Repeat the records below exactly, leaving out every picture.

# Record list start

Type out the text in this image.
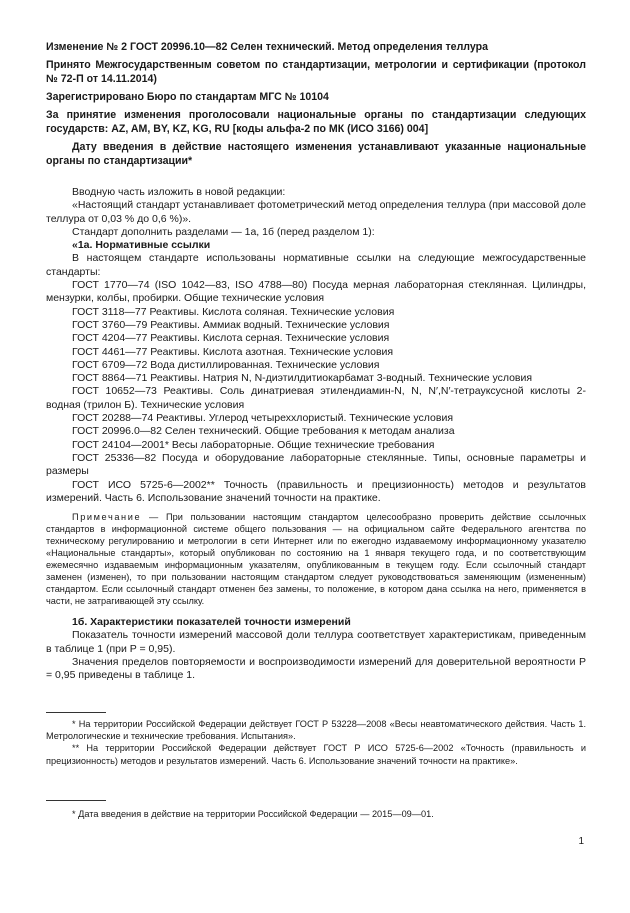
Изменение № 2 ГОСТ 20996.10—82 Селен технический. Метод определения теллура
Принято Межгосударственным советом по стандартизации, метрологии и сертификации (протокол № 72-П от 14.11.2014)
Зарегистрировано Бюро по стандартам МГС № 10104
За принятие изменения проголосовали национальные органы по стандартизации следующих государств: AZ, AM, BY, KZ, KG, RU [коды альфа-2 по МК (ИСО 3166) 004]
Дату введения в действие настоящего изменения устанавливают указанные национальные органы по стандартизации*

Вводную часть изложить в новой редакции:

«Настоящий стандарт устанавливает фотометрический метод определения теллура (при массовой доле теллура от 0,03 % до 0,6 %)».

Стандарт дополнить разделами — 1а, 1б (перед разделом 1):

«1а. Нормативные ссылки

В настоящем стандарте использованы нормативные ссылки на следующие межгосударственные стандарты:

ГОСТ 1770—74 (ISO 1042—83, ISO 4788—80) Посуда мерная лабораторная стеклянная. Цилиндры, мензурки, колбы, пробирки. Общие технические условия

ГОСТ 3118—77 Реактивы. Кислота соляная. Технические условия

ГОСТ 3760—79 Реактивы. Аммиак водный. Технические условия

ГОСТ 4204—77 Реактивы. Кислота серная. Технические условия

ГОСТ 4461—77 Реактивы. Кислота азотная. Технические условия

ГОСТ 6709—72 Вода дистиллированная. Технические условия

ГОСТ 8864—71 Реактивы. Натрия N, N-диэтилдитиокарбамат 3-водный. Технические условия

ГОСТ 10652—73 Реактивы. Соль динатриевая этилендиамин-N, N, N′,N′-тетрауксусной кислоты 2-водная (трилон Б). Технические условия

ГОСТ 20288—74 Реактивы. Углерод четыреххлористый. Технические условия

ГОСТ 20996.0—82 Селен технический. Общие требования к методам анализа

ГОСТ 24104—2001* Весы лабораторные. Общие технические требования

ГОСТ 25336—82 Посуда и оборудование лабораторные стеклянные. Типы, основные параметры и размеры

ГОСТ ИСО 5725-6—2002** Точность (правильность и прецизионность) методов и результатов измерений. Часть 6. Использование значений точности на практике.

Примечание — При пользовании настоящим стандартом целесообразно проверить действие ссылочных стандартов в информационной системе общего пользования — на официальном сайте Федерального агентства по техническому регулированию и метрологии в сети Интернет или по ежегодно издаваемому информационному указателю «Национальные стандарты», который опубликован по состоянию на 1 января текущего года, и по соответствующим ежемесячно издаваемым информационным указателям, опубликованным в текущем году. Если ссылочный стандарт заменен (изменен), то при пользовании настоящим стандартом следует руководствоваться заменяющим (измененным) стандартом. Если ссылочный стандарт отменен без замены, то положение, в котором дана ссылка на него, применяется в части, не затрагивающей эту ссылку.

1б. Характеристики показателей точности измерений

Показатель точности измерений массовой доли теллура соответствует характеристикам, приведенным в таблице 1 (при P = 0,95).

Значения пределов повторяемости и воспроизводимости измерений для доверительной вероятности P = 0,95 приведены в таблице 1.

* На территории Российской Федерации действует ГОСТ Р 53228—2008 «Весы неавтоматического действия. Часть 1. Метрологические и технические требования. Испытания».

** На территории Российской Федерации действует ГОСТ Р ИСО 5725-6—2002 «Точность (правильность и прецизионность) методов и результатов измерений. Часть 6. Использование значений точности на практике».

* Дата введения в действие на территории Российской Федерации — 2015—09—01.

1
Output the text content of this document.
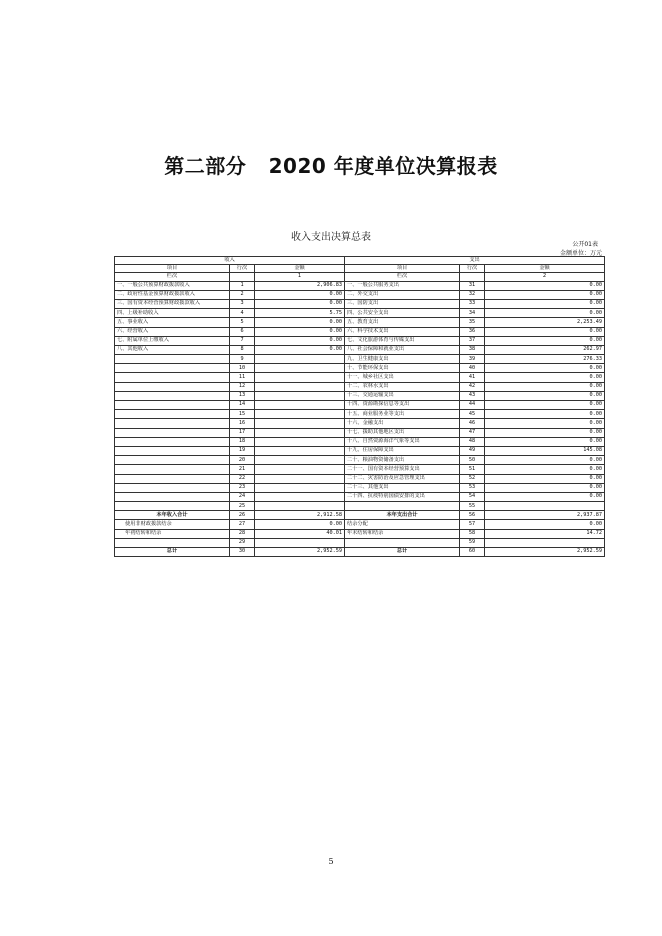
第二部分   2020 年度单位决算报表
收入支出决算总表
公开01表
金额单位：万元
收入			支出		
项目	行次	金额	项目	行次	金额
栏次		1	栏次		2
一、一般公共预算财政拨款收入	1	2,906.83	一、一般公共服务支出	31	0.00
二、政府性基金预算财政拨款收入	2	0.00	二、外交支出	32	0.00
三、国有资本经营预算财政拨款收入	3	0.00	三、国防支出	33	0.00
四、上级补助收入	4	5.75	四、公共安全支出	34	0.00
五、事业收入	5	0.00	五、教育支出	35	2,253.49
六、经营收入	6	0.00	六、科学技术支出	36	0.00
七、附属单位上缴收入	7	0.00	七、文化旅游体育与传媒支出	37	0.00
八、其他收入	8	0.00	八、社会保障和就业支出	38	262.97
	9		九、卫生健康支出	39	276.33
	10		十、节能环保支出	40	0.00
	11		十一、城乡社区支出	41	0.00
	12		十二、农林水支出	42	0.00
	13		十三、交通运输支出	43	0.00
	14		十四、资源勘探信息等支出	44	0.00
	15		十五、商业服务业等支出	45	0.00
	16		十六、金融支出	46	0.00
	17		十七、援助其他地区支出	47	0.00
	18		十八、自然资源海洋气象等支出	48	0.00
	19		十九、住房保障支出	49	145.08
	20		二十、粮油物资储备支出	50	0.00
	21		二十一、国有资本经营预算支出	51	0.00
	22		二十二、灾害防治及应急管理支出	52	0.00
	23		二十三、其他支出	53	0.00
	24		二十四、抗疫特别国债安排的支出	54	0.00
	25			55	
本年收入合计	26	2,912.58	本年支出合计	56	2,937.87
使用非财政拨款结余	27	0.00	结余分配	57	0.00
年初结转和结余	28	40.01	年末结转和结余	58	14.72
	29			59	
总计	30	2,952.59	总计	60	2,952.59
5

# Record list end

- **Task response**
Type out the text in this image.
Изменение № 2 ГОСТ 20996.10—82 Селен технический. Метод определения теллура
Принято Межгосударственным советом по стандартизации, метрологии и сертификации (протокол № 72-П от 14.11.2014)
Зарегистрировано Бюро по стандартам МГС № 10104
За принятие изменения проголосовали национальные органы по стандартизации следующих государств: AZ, AM, BY, KZ, KG, RU [коды альфа-2 по МК (ИСО 3166) 004]
Дату введения в действие настоящего изменения устанавливают указанные национальные органы по стандартизации*

Вводную часть изложить в новой редакции:

«Настоящий стандарт устанавливает фотометрический метод определения теллура (при массовой доле теллура от 0,03 % до 0,6 %)».

Стандарт дополнить разделами — 1а, 1б (перед разделом 1):

«1а. Нормативные ссылки

В настоящем стандарте использованы нормативные ссылки на следующие межгосударственные стандарты:

ГОСТ 1770—74 (ISO 1042—83, ISO 4788—80) Посуда мерная лабораторная стеклянная. Цилиндры, мензурки, колбы, пробирки. Общие технические условия

ГОСТ 3118—77 Реактивы. Кислота соляная. Технические условия

ГОСТ 3760—79 Реактивы. Аммиак водный. Технические условия

ГОСТ 4204—77 Реактивы. Кислота серная. Технические условия

ГОСТ 4461—77 Реактивы. Кислота азотная. Технические условия

ГОСТ 6709—72 Вода дистиллированная. Технические условия

ГОСТ 8864—71 Реактивы. Натрия N, N-диэтилдитиокарбамат 3-водный. Технические условия

ГОСТ 10652—73 Реактивы. Соль динатриевая этилендиамин-N, N, N′,N′-тетрауксусной кислоты 2-водная (трилон Б). Технические условия

ГОСТ 20288—74 Реактивы. Углерод четыреххлористый. Технические условия

ГОСТ 20996.0—82 Селен технический. Общие требования к методам анализа

ГОСТ 24104—2001* Весы лабораторные. Общие технические требования

ГОСТ 25336—82 Посуда и оборудование лабораторные стеклянные. Типы, основные параметры и размеры

ГОСТ ИСО 5725-6—2002** Точность (правильность и прецизионность) методов и результатов измерений. Часть 6. Использование значений точности на практике.

Примечание — При пользовании настоящим стандартом целесообразно проверить действие ссылочных стандартов в информационной системе общего пользования — на официальном сайте Федерального агентства по техническому регулированию и метрологии в сети Интернет или по ежегодно издаваемому информационному указателю «Национальные стандарты», который опубликован по состоянию на 1 января текущего года, и по соответствующим ежемесячно издаваемым информационным указателям, опубликованным в текущем году. Если ссылочный стандарт заменен (изменен), то при пользовании настоящим стандартом следует руководствоваться заменяющим (измененным) стандартом. Если ссылочный стандарт отменен без замены, то положение, в котором дана ссылка на него, применяется в части, не затрагивающей эту ссылку.

1б. Характеристики показателей точности измерений

Показатель точности измерений массовой доли теллура соответствует характеристикам, приведенным в таблице 1 (при P = 0,95).

Значения пределов повторяемости и воспроизводимости измерений для доверительной вероятности P = 0,95 приведены в таблице 1.

* На территории Российской Федерации действует ГОСТ Р 53228—2008 «Весы неавтоматического действия. Часть 1. Метрологические и технические требования. Испытания».

** На территории Российской Федерации действует ГОСТ Р ИСО 5725-6—2002 «Точность (правильность и прецизионность) методов и результатов измерений. Часть 6. Использование значений точности на практике».

* Дата введения в действие на территории Российской Федерации — 2015—09—01.

1
Output the text content of this document.
第二部分   2020 年度单位决算报表
收入支出决算总表
公开01表
金额单位：万元
收入			支出		
项目	行次	金额	项目	行次	金额
栏次		1	栏次		2
一、一般公共预算财政拨款收入	1	2,906.83	一、一般公共服务支出	31	0.00
二、政府性基金预算财政拨款收入	2	0.00	二、外交支出	32	0.00
三、国有资本经营预算财政拨款收入	3	0.00	三、国防支出	33	0.00
四、上级补助收入	4	5.75	四、公共安全支出	34	0.00
五、事业收入	5	0.00	五、教育支出	35	2,253.49
六、经营收入	6	0.00	六、科学技术支出	36	0.00
七、附属单位上缴收入	7	0.00	七、文化旅游体育与传媒支出	37	0.00
八、其他收入	8	0.00	八、社会保障和就业支出	38	262.97
	9		九、卫生健康支出	39	276.33
	10		十、节能环保支出	40	0.00
	11		十一、城乡社区支出	41	0.00
	12		十二、农林水支出	42	0.00
	13		十三、交通运输支出	43	0.00
	14		十四、资源勘探信息等支出	44	0.00
	15		十五、商业服务业等支出	45	0.00
	16		十六、金融支出	46	0.00
	17		十七、援助其他地区支出	47	0.00
	18		十八、自然资源海洋气象等支出	48	0.00
	19		十九、住房保障支出	49	145.08
	20		二十、粮油物资储备支出	50	0.00
	21		二十一、国有资本经营预算支出	51	0.00
	22		二十二、灾害防治及应急管理支出	52	0.00
	23		二十三、其他支出	53	0.00
	24		二十四、抗疫特别国债安排的支出	54	0.00
	25			55	
本年收入合计	26	2,912.58	本年支出合计	56	2,937.87
使用非财政拨款结余	27	0.00	结余分配	57	0.00
年初结转和结余	28	40.01	年末结转和结余	58	14.72
	29			59	
总计	30	2,952.59	总计	60	2,952.59
5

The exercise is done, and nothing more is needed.